**Short task:** Wherever a line holds the word "from", copy that line out.
-- START OF Supplied records --
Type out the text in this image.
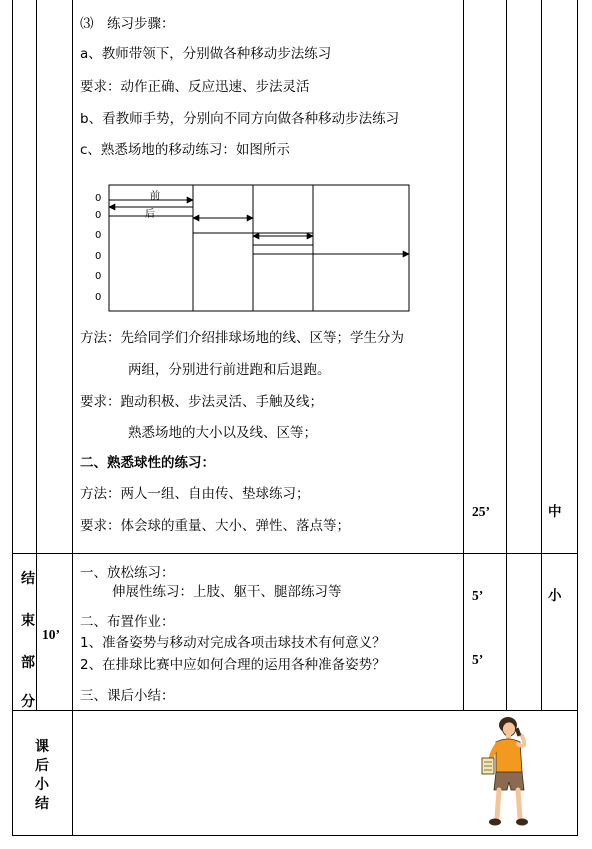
⑶　练习步骤：
a、教师带领下，分别做各种移动步法练习
要求：动作正确、反应迅速、步法灵活
b、看教师手势，分别向不同方向做各种移动步法练习
c、熟悉场地的移动练习：如图所示
0
0
0
0
0
0
前
后
方法：先给同学们介绍排球场地的线、区等；学生分为
两组，分别进行前进跑和后退跑。
要求：跑动积极、步法灵活、手触及线；
熟悉场地的大小以及线、区等；
二、熟悉球性的练习：
方法：两人一组、自由传、垫球练习；
要求：体会球的重量、大小、弹性、落点等；
25’	中
结
束
部
分
10’
一、放松练习：
伸展性练习：上肢、躯干、腿部练习等
二、布置作业：
1、准备姿势与移动对完成各项击球技术有何意义？
2、在排球比赛中应如何合理的运用各种准备姿势？
三、课后小结：
5’
5’
小
课
后
小
结
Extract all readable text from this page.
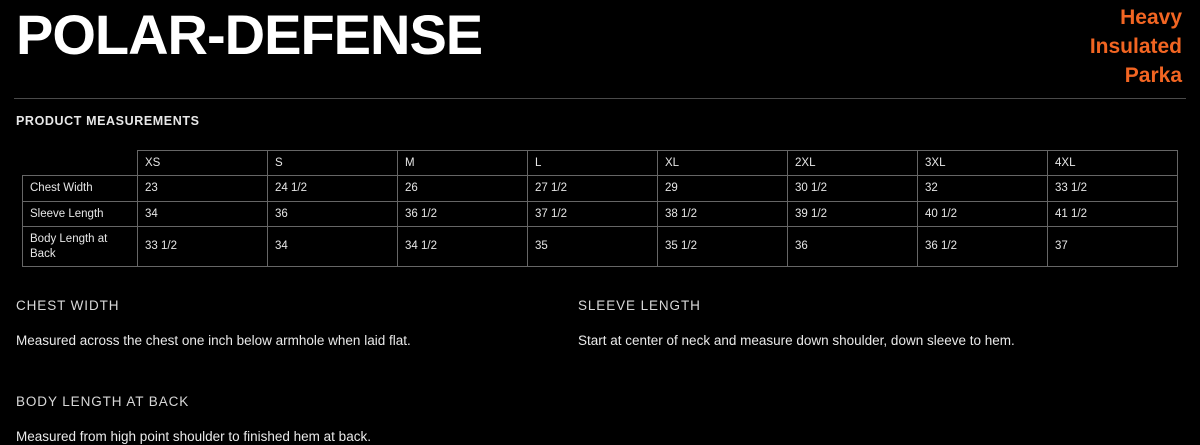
POLAR-DEFENSE	Heavy
Insulated
Parka
PRODUCT MEASUREMENTS
	XS	S	M	L	XL	2XL	3XL	4XL
Chest Width	23	24 1/2	26	27 1/2	29	30 1/2	32	33 1/2
Sleeve Length	34	36	36 1/2	37 1/2	38 1/2	39 1/2	40 1/2	41 1/2
Body Length at Back	33 1/2	34	34 1/2	35	35 1/2	36	36 1/2	37
CHEST WIDTH
Measured across the chest one inch below armhole when laid flat.
SLEEVE LENGTH
Start at center of neck and measure down shoulder, down sleeve to hem.
BODY LENGTH AT BACK
Measured from high point shoulder to finished hem at back.
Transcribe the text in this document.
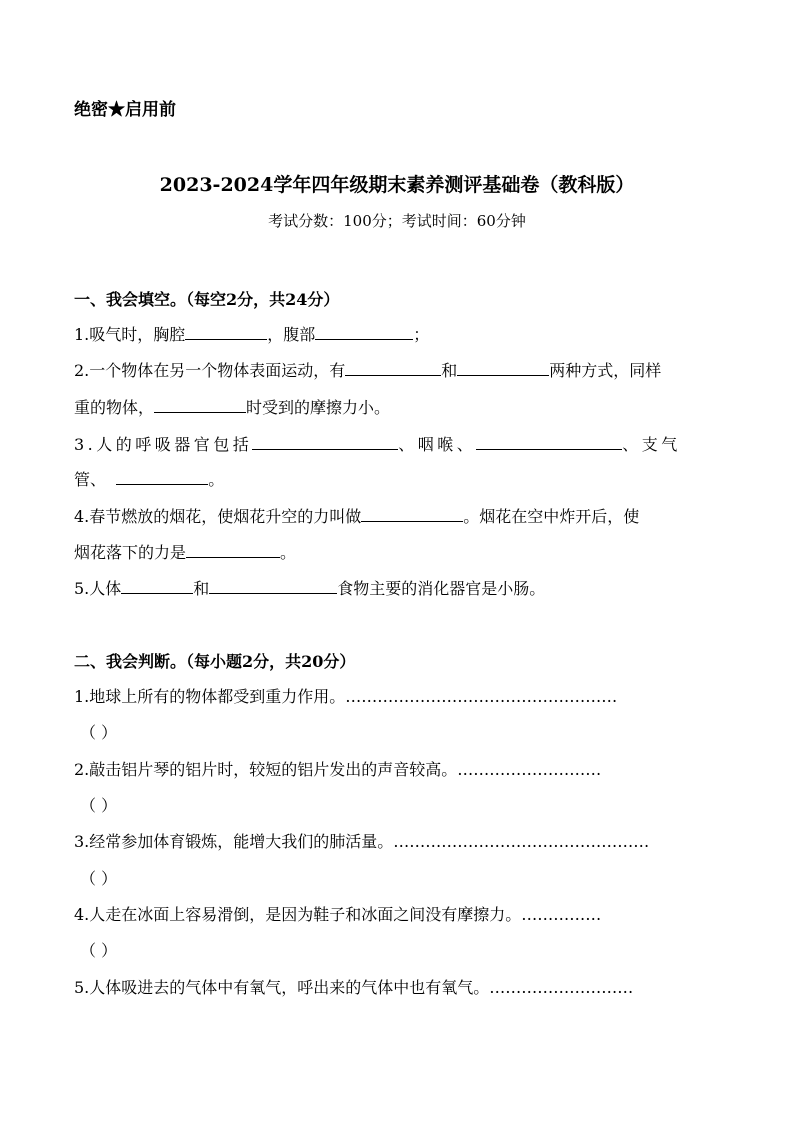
绝密★启用前
2023-2024学年四年级期末素养测评基础卷（教科版）
考试分数：100分；考试时间：60分钟
一、我会填空。（每空2分，共24分）
1.吸气时，胸腔	，腹部	；
2.一个物体在另一个物体表面运动，有	和	两种方式，同样
重的物体，	时受到的摩擦力小。
3.人的呼吸器官包括	、咽喉、	、支气
管、	。
4.春节燃放的烟花，使烟花升空的力叫做	。烟花在空中炸开后，使
烟花落下的力是	。
5.人体	和	食物主要的消化器官是小肠。
二、我会判断。（每小题2分，共20分）
1.地球上所有的物体都受到重力作用。……………………………………………
（ ）
2.敲击铝片琴的铝片时，较短的铝片发出的声音较高。………………………
（ ）
3.经常参加体育锻炼，能增大我们的肺活量。…………………………………………
（ ）
4.人走在冰面上容易滑倒，是因为鞋子和冰面之间没有摩擦力。……………
（ ）
5.人体吸进去的气体中有氧气，呼出来的气体中也有氧气。………………………
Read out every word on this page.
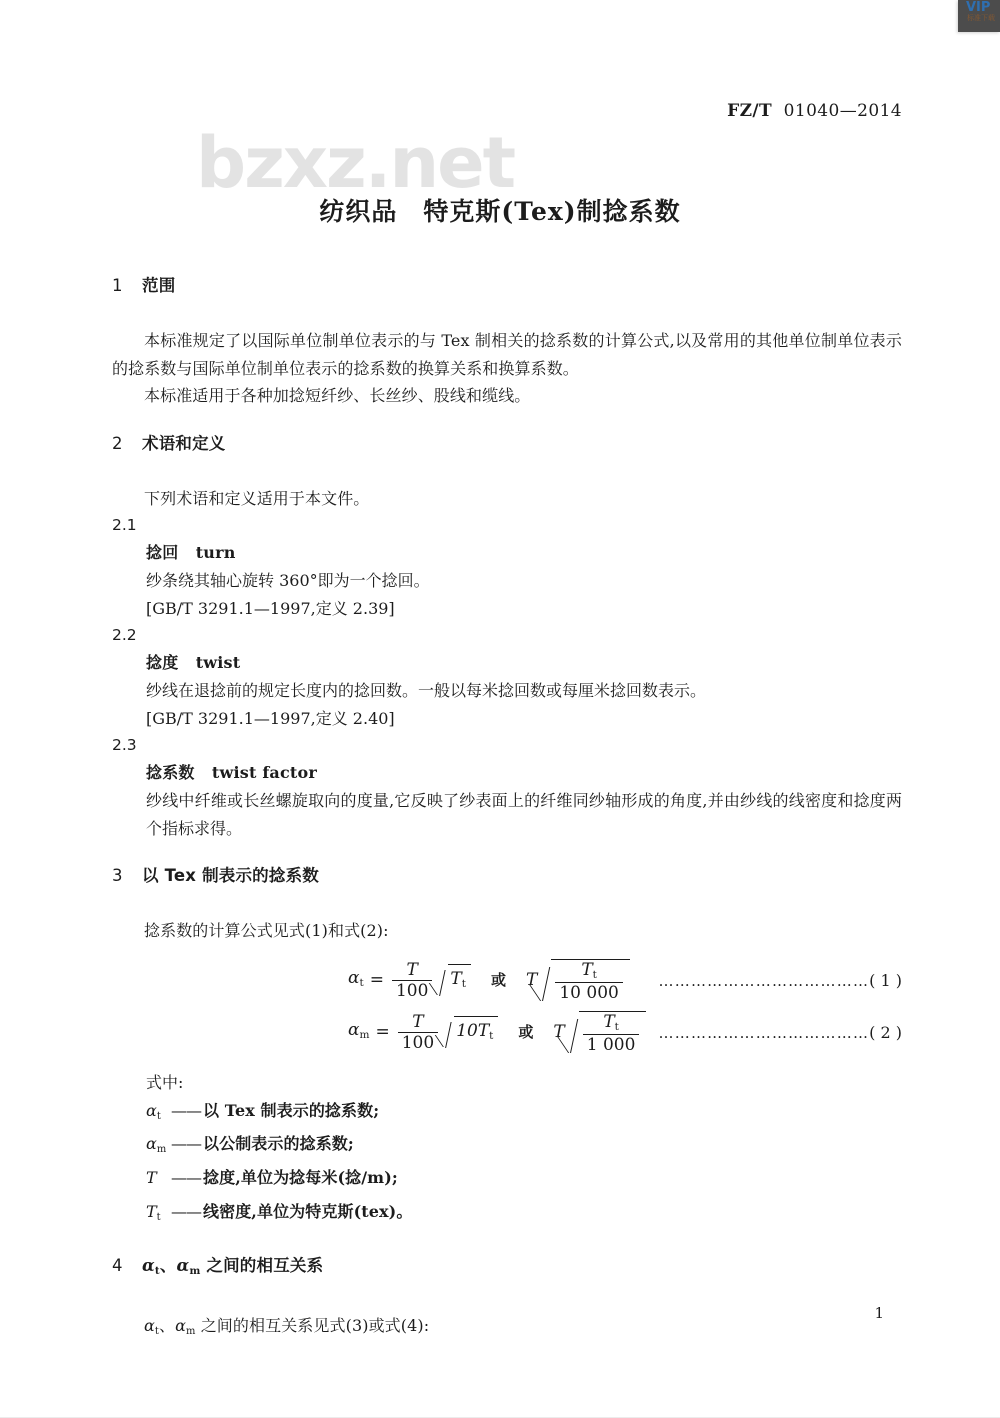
VIP
标准下载
bzxz.net
FZ/T 01040—2014
纺织品　特克斯(Tex)制捻系数
1 范围

本标准规定了以国际单位制单位表示的与 Tex 制相关的捻系数的计算公式,以及常用的其他单位制单位表示的捻系数与国际单位制单位表示的捻系数的换算关系和换算系数。

本标准适用于各种加捻短纤纱、长丝纱、股线和缆线。

2 术语和定义

下列术语和定义适用于本文件。

2.1

捻回 turn

纱条绕其轴心旋转 360°即为一个捻回。

[GB/T 3291.1—1997,定义 2.39]

2.2

捻度 twist

纱线在退捻前的规定长度内的捻回数。一般以每米捻回数或每厘米捻回数表示。

[GB/T 3291.1—1997,定义 2.40]

2.3

捻系数 twist factor

纱线中纤维或长丝螺旋取向的度量,它反映了纱表面上的纤维同纱轴形成的角度,并由纱线的线密度和捻度两个指标求得。

3 以 Tex 制表示的捻系数

捻系数的计算公式见式(1)和式(2):

$\alpha_t = \frac{T}{100} T_t$ 或 T $\frac{T_t}{10 000}$ ………………………………… ( 1 )
$\alpha_m = \frac{T}{100} 10T_t$ 或 T $\frac{T_t}{1 000}$ ………………………………… ( 2 )
式中:
$\alpha_t$ —— 以 Tex 制表示的捻系数;
$\alpha_m$ —— 以公制表示的捻系数;
T —— 捻度,单位为捻每米(捻/m);
$T_t$ —— 线密度,单位为特克斯(tex)。
4 $\alpha_t$、$\alpha_m$ 之间的相互关系

$\alpha_t$、$\alpha_m$ 之间的相互关系见式(3)或式(4):

1
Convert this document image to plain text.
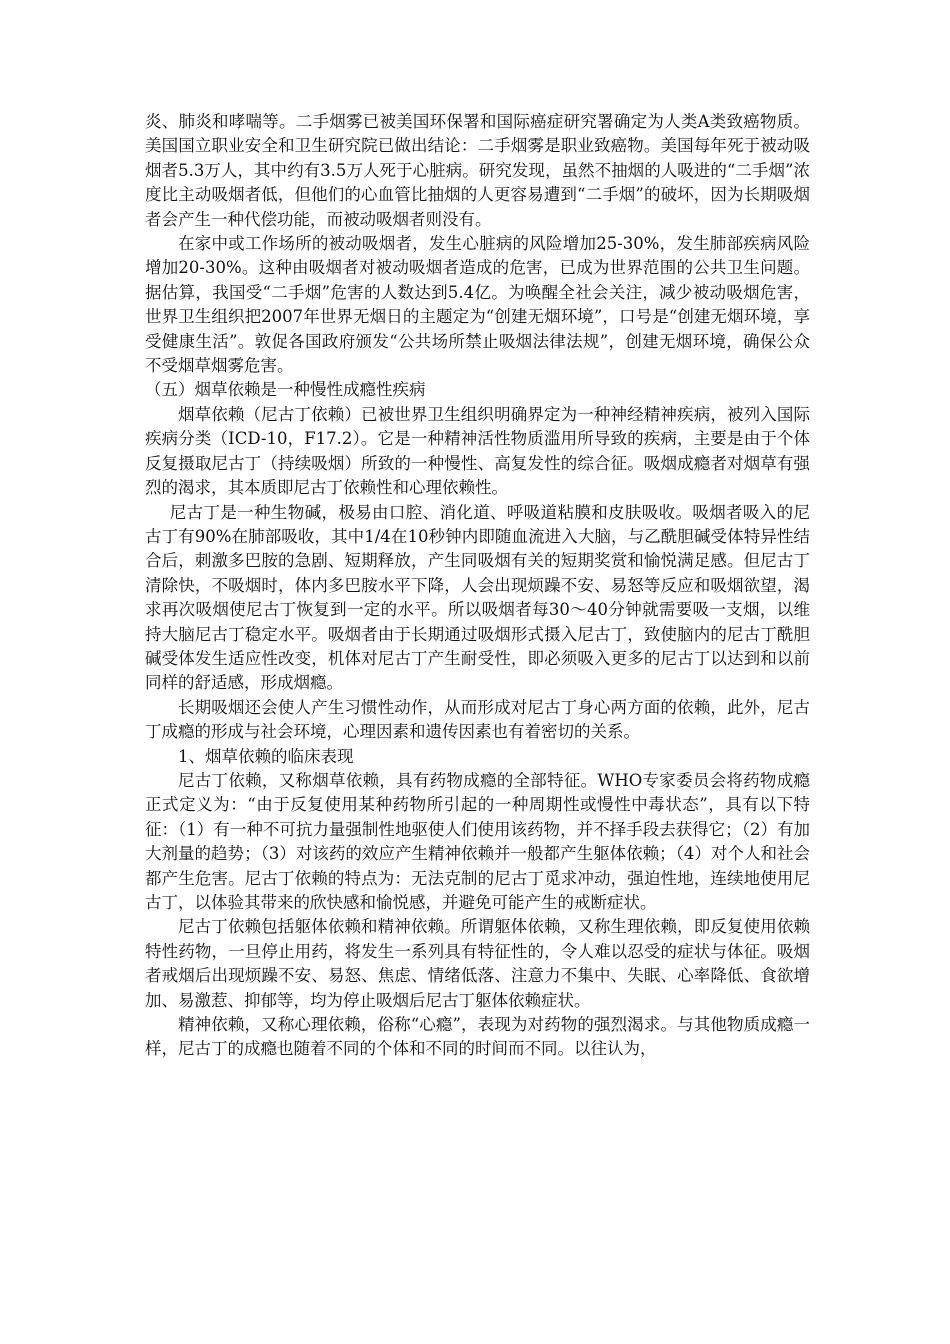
炎、肺炎和哮喘等。二手烟雾已被美国环保署和国际癌症研究署确定为人类A类致癌物质。美国国立职业安全和卫生研究院已做出结论：二手烟雾是职业致癌物。美国每年死于被动吸烟者5.3万人，其中约有3.5万人死于心脏病。研究发现，虽然不抽烟的人吸进的“二手烟”浓度比主动吸烟者低，但他们的心血管比抽烟的人更容易遭到“二手烟”的破坏，因为长期吸烟者会产生一种代偿功能，而被动吸烟者则没有。

在家中或工作场所的被动吸烟者，发生心脏病的风险增加25-30%，发生肺部疾病风险增加20-30%。这种由吸烟者对被动吸烟者造成的危害，已成为世界范围的公共卫生问题。据估算，我国受“二手烟”危害的人数达到5.4亿。为唤醒全社会关注，减少被动吸烟危害，世界卫生组织把2007年世界无烟日的主题定为“创建无烟环境”，口号是“创建无烟环境，享受健康生活”。敦促各国政府颁发“公共场所禁止吸烟法律法规”，创建无烟环境，确保公众不受烟草烟雾危害。

（五）烟草依赖是一种慢性成瘾性疾病

烟草依赖（尼古丁依赖）已被世界卫生组织明确界定为一种神经精神疾病，被列入国际疾病分类（ICD-10，F17.2）。它是一种精神活性物质滥用所导致的疾病，主要是由于个体反复摄取尼古丁（持续吸烟）所致的一种慢性、高复发性的综合征。吸烟成瘾者对烟草有强烈的渴求，其本质即尼古丁依赖性和心理依赖性。

尼古丁是一种生物碱，极易由口腔、消化道、呼吸道粘膜和皮肤吸收。吸烟者吸入的尼古丁有90%在肺部吸收，其中1/4在10秒钟内即随血流进入大脑，与乙酰胆碱受体特异性结合后，刺激多巴胺的急剧、短期释放，产生同吸烟有关的短期奖赏和愉悦满足感。但尼古丁清除快，不吸烟时，体内多巴胺水平下降，人会出现烦躁不安、易怒等反应和吸烟欲望，渴求再次吸烟使尼古丁恢复到一定的水平。所以吸烟者每30～40分钟就需要吸一支烟，以维持大脑尼古丁稳定水平。吸烟者由于长期通过吸烟形式摄入尼古丁，致使脑内的尼古丁酰胆碱受体发生适应性改变，机体对尼古丁产生耐受性，即必须吸入更多的尼古丁以达到和以前同样的舒适感，形成烟瘾。

长期吸烟还会使人产生习惯性动作，从而形成对尼古丁身心两方面的依赖，此外，尼古丁成瘾的形成与社会环境，心理因素和遗传因素也有着密切的关系。

1、烟草依赖的临床表现

尼古丁依赖，又称烟草依赖，具有药物成瘾的全部特征。WHO专家委员会将药物成瘾正式定义为：“由于反复使用某种药物所引起的一种周期性或慢性中毒状态”，具有以下特征：（1）有一种不可抗力量强制性地驱使人们使用该药物，并不择手段去获得它；（2）有加大剂量的趋势；（3）对该药的效应产生精神依赖并一般都产生躯体依赖；（4）对个人和社会都产生危害。尼古丁依赖的特点为：无法克制的尼古丁觅求冲动，强迫性地，连续地使用尼古丁，以体验其带来的欣快感和愉悦感，并避免可能产生的戒断症状。

尼古丁依赖包括躯体依赖和精神依赖。所谓躯体依赖，又称生理依赖，即反复使用依赖特性药物，一旦停止用药，将发生一系列具有特征性的，令人难以忍受的症状与体征。吸烟者戒烟后出现烦躁不安、易怒、焦虑、情绪低落、注意力不集中、失眠、心率降低、食欲增加、易激惹、抑郁等，均为停止吸烟后尼古丁躯体依赖症状。

精神依赖，又称心理依赖，俗称“心瘾”，表现为对药物的强烈渴求。与其他物质成瘾一样，尼古丁的成瘾也随着不同的个体和不同的时间而不同。以往认为，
-- END OF Supplied records --
**Correct result:**
Extract all readable text from this page.
Measured from high point shoulder to finished hem at back.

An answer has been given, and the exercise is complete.